Data records:

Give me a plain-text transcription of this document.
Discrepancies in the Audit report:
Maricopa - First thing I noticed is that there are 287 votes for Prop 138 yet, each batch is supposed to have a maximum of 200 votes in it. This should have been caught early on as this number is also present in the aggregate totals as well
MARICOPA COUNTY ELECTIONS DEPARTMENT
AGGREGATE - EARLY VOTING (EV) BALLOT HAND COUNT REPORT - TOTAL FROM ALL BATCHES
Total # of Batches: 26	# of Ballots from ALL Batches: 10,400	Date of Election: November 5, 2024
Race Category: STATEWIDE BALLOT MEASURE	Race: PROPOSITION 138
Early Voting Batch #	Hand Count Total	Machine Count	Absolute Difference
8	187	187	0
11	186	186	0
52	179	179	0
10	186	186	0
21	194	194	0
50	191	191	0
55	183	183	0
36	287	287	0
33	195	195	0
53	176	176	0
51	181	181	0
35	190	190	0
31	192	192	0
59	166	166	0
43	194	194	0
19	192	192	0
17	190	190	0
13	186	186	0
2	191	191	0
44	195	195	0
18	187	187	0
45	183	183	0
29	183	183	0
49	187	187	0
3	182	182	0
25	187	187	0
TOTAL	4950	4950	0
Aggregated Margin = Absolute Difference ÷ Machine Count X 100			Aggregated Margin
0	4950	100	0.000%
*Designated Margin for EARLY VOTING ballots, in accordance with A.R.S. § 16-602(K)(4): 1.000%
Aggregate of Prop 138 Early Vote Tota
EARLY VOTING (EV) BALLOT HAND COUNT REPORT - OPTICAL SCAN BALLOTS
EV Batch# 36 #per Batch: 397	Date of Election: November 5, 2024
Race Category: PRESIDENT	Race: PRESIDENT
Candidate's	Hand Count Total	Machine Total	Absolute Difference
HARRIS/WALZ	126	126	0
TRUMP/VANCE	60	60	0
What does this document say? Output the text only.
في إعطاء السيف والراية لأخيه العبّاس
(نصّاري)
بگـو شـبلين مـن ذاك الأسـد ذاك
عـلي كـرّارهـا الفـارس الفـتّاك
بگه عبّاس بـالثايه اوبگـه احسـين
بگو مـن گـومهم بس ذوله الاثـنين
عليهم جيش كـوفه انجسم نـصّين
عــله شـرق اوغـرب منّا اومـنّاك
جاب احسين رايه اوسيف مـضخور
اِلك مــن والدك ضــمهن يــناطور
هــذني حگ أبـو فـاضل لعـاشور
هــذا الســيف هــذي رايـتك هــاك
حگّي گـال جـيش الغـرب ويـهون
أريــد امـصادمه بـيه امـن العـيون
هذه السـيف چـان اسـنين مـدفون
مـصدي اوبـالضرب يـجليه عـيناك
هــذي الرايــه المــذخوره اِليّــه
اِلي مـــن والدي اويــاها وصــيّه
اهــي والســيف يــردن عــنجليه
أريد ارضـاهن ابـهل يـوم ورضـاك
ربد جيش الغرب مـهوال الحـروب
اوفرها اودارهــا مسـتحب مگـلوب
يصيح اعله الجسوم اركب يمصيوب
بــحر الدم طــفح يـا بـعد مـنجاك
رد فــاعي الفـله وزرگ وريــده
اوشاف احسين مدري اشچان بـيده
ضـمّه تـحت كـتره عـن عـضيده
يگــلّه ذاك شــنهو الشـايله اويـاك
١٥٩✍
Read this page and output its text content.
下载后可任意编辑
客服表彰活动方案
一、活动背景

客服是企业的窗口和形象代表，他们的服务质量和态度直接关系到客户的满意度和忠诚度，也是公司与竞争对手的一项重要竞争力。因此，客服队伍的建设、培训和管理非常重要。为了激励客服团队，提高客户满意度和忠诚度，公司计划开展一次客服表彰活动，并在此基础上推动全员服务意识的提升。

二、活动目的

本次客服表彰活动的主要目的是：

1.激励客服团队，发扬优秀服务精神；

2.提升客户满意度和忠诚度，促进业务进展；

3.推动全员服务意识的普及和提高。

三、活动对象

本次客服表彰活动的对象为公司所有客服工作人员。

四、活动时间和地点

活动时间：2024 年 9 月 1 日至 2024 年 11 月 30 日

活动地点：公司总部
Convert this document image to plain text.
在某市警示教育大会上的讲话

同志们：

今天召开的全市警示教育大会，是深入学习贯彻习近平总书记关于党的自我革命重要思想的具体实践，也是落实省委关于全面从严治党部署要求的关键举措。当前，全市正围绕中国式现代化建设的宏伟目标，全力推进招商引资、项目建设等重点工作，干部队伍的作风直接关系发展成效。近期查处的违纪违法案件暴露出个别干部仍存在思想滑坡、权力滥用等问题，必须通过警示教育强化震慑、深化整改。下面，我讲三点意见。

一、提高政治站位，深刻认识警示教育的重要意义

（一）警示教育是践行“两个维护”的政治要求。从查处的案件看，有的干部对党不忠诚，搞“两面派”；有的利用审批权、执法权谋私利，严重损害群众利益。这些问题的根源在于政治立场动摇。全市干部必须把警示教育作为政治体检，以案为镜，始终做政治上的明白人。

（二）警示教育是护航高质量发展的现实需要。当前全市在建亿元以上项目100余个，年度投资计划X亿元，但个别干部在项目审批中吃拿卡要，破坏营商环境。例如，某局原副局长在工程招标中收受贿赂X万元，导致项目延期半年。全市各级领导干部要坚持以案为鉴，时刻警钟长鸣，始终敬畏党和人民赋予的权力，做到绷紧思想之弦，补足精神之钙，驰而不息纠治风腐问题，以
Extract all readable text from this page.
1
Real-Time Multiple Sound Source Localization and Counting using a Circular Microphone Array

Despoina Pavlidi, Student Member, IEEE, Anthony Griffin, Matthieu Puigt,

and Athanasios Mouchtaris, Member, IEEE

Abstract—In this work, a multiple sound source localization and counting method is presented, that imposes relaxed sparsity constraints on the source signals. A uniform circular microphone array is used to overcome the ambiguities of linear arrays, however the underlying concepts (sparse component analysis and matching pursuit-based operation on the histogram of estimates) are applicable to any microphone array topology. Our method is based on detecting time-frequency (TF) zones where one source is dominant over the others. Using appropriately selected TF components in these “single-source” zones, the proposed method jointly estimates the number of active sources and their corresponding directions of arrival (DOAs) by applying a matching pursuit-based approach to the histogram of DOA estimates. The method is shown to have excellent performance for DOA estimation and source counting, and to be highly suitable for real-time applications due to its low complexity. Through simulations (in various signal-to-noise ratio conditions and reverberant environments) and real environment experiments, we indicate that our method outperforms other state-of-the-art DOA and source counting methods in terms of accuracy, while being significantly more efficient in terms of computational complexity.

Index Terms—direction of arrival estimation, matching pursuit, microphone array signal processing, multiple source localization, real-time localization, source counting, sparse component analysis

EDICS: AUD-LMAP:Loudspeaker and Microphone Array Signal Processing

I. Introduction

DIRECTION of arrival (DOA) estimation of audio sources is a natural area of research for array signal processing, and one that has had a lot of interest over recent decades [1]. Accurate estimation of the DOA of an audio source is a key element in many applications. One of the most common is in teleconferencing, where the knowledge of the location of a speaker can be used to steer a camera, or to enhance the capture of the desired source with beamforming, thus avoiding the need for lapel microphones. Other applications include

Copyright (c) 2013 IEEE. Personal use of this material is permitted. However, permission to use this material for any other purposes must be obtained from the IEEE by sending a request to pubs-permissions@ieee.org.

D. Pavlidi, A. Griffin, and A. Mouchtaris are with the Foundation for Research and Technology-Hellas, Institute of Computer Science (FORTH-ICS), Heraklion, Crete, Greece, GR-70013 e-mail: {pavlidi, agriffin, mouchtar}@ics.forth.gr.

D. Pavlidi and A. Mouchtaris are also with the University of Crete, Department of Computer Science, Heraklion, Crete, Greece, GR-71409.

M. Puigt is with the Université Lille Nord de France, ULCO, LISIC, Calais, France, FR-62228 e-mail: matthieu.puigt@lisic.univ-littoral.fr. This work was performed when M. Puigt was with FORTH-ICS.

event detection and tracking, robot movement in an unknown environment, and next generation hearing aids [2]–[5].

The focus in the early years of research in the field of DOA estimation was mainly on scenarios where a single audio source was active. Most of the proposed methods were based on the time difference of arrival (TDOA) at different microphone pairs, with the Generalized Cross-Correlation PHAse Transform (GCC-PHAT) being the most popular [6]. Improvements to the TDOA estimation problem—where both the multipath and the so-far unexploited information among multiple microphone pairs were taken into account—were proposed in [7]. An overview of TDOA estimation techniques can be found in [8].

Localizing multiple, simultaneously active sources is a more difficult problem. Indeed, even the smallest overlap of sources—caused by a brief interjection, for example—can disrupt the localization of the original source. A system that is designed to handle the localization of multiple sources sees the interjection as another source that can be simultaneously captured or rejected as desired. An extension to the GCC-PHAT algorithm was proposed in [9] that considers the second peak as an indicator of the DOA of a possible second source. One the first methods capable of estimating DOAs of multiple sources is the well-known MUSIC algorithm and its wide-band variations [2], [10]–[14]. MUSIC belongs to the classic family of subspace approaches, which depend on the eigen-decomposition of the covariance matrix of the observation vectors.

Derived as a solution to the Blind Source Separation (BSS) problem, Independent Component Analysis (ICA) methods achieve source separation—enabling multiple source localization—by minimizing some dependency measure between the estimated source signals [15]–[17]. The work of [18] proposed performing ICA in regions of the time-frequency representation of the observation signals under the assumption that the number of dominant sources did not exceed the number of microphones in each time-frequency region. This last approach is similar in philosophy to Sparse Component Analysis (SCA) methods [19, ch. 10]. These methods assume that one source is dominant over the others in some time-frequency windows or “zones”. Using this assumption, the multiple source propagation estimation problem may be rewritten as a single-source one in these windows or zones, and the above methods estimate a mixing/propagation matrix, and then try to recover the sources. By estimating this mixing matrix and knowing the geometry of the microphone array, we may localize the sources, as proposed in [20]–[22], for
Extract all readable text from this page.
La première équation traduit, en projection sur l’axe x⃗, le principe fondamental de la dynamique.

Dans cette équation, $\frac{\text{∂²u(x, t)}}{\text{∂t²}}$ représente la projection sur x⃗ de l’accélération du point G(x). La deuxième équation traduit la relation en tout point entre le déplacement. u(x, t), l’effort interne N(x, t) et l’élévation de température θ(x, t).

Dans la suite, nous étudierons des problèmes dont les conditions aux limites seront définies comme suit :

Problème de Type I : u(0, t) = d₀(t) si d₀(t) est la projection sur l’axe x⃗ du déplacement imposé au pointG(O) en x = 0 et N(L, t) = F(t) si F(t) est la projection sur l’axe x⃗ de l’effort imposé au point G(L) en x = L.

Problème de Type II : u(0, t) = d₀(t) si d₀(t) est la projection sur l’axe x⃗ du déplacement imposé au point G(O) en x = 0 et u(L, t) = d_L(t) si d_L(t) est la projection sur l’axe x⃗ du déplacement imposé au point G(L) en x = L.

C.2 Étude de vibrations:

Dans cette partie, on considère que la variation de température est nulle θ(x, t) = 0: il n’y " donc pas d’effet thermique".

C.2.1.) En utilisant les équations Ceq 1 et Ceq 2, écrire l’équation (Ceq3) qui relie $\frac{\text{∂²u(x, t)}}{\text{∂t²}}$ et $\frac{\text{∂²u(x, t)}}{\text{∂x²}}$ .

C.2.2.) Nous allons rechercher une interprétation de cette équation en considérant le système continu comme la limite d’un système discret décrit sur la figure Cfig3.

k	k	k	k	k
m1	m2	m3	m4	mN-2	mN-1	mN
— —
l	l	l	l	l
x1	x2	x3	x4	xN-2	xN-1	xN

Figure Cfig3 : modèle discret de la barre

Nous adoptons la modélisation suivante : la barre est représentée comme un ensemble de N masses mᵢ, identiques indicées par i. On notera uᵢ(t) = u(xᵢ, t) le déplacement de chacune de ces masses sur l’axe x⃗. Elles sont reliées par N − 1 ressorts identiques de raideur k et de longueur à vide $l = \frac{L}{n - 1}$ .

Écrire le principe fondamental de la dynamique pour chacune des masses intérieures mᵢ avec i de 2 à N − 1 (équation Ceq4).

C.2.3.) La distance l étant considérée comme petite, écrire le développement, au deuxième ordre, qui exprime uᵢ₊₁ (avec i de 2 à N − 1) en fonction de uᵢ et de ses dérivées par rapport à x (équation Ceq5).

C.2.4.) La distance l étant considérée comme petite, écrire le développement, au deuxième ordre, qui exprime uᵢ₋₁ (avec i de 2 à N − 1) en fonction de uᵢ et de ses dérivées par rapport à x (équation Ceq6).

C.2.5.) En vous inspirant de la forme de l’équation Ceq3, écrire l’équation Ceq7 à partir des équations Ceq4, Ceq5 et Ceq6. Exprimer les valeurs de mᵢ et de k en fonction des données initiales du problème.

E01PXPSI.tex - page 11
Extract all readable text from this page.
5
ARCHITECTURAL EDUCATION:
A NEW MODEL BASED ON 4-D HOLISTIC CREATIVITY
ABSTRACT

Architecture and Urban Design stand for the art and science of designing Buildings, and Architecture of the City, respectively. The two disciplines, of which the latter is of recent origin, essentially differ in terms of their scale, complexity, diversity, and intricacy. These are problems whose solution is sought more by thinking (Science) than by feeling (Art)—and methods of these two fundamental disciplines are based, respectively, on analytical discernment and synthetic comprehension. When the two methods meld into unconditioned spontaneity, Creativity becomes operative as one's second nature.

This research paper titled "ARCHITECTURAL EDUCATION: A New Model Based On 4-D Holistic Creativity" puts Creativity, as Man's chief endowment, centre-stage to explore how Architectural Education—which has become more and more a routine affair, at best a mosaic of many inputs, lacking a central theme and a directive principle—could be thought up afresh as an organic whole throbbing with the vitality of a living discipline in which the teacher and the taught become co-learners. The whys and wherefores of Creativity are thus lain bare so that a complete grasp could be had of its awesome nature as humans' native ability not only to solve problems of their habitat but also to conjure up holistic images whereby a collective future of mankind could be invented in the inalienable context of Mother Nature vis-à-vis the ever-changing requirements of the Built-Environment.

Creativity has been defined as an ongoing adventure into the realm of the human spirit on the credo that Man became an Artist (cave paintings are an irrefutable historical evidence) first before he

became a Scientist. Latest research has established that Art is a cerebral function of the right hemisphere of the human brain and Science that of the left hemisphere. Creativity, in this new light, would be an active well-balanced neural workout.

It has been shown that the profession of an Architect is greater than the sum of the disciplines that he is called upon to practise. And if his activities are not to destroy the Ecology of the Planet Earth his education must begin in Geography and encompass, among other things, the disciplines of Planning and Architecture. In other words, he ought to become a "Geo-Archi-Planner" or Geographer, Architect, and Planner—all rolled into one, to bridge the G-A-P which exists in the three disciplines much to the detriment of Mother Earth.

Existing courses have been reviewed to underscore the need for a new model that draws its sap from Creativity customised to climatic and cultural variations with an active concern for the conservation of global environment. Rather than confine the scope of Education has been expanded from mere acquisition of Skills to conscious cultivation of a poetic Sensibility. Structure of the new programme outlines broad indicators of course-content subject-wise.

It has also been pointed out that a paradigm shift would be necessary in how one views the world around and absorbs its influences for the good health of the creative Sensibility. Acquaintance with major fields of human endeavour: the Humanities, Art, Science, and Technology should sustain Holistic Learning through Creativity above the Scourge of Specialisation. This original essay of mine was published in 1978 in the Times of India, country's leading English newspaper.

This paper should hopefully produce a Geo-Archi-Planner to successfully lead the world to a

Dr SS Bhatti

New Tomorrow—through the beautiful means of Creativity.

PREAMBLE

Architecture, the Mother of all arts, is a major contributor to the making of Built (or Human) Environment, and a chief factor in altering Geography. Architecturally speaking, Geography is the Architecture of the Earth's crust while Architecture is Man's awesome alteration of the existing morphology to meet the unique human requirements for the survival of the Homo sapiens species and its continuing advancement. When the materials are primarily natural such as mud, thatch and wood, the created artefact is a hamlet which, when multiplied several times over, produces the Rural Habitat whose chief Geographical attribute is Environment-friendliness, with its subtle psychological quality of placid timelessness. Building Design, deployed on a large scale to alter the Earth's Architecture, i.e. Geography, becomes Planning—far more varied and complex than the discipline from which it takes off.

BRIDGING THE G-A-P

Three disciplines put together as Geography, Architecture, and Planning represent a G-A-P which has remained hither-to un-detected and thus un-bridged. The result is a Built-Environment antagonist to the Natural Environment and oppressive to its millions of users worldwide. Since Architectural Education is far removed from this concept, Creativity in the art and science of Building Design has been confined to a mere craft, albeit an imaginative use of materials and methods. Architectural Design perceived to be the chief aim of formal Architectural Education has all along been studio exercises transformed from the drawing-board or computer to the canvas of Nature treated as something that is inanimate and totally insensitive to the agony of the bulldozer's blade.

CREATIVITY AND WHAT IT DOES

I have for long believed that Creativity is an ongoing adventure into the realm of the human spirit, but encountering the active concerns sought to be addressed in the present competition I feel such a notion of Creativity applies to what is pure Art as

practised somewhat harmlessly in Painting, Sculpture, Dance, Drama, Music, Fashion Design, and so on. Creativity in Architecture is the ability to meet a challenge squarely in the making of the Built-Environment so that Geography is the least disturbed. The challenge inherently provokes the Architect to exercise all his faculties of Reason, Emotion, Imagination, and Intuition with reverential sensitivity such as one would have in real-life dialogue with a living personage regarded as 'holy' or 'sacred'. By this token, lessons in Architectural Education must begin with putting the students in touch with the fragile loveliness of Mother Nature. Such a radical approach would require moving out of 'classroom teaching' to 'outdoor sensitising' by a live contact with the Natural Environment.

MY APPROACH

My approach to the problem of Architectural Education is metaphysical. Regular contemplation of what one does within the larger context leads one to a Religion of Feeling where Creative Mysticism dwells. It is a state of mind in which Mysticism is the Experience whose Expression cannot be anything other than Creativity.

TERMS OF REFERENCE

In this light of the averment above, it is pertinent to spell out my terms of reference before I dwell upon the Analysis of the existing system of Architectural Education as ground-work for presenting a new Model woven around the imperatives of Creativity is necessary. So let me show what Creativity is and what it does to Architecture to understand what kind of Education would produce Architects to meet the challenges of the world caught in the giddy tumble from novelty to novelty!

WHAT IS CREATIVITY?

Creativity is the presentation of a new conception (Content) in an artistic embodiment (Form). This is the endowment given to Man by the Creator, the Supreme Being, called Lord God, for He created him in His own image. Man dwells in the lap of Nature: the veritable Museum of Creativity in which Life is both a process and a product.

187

### Task to carry out
Among the entries above, how many lines hold the string "microphones"? Give the number by itself.

### Result of this exercise
2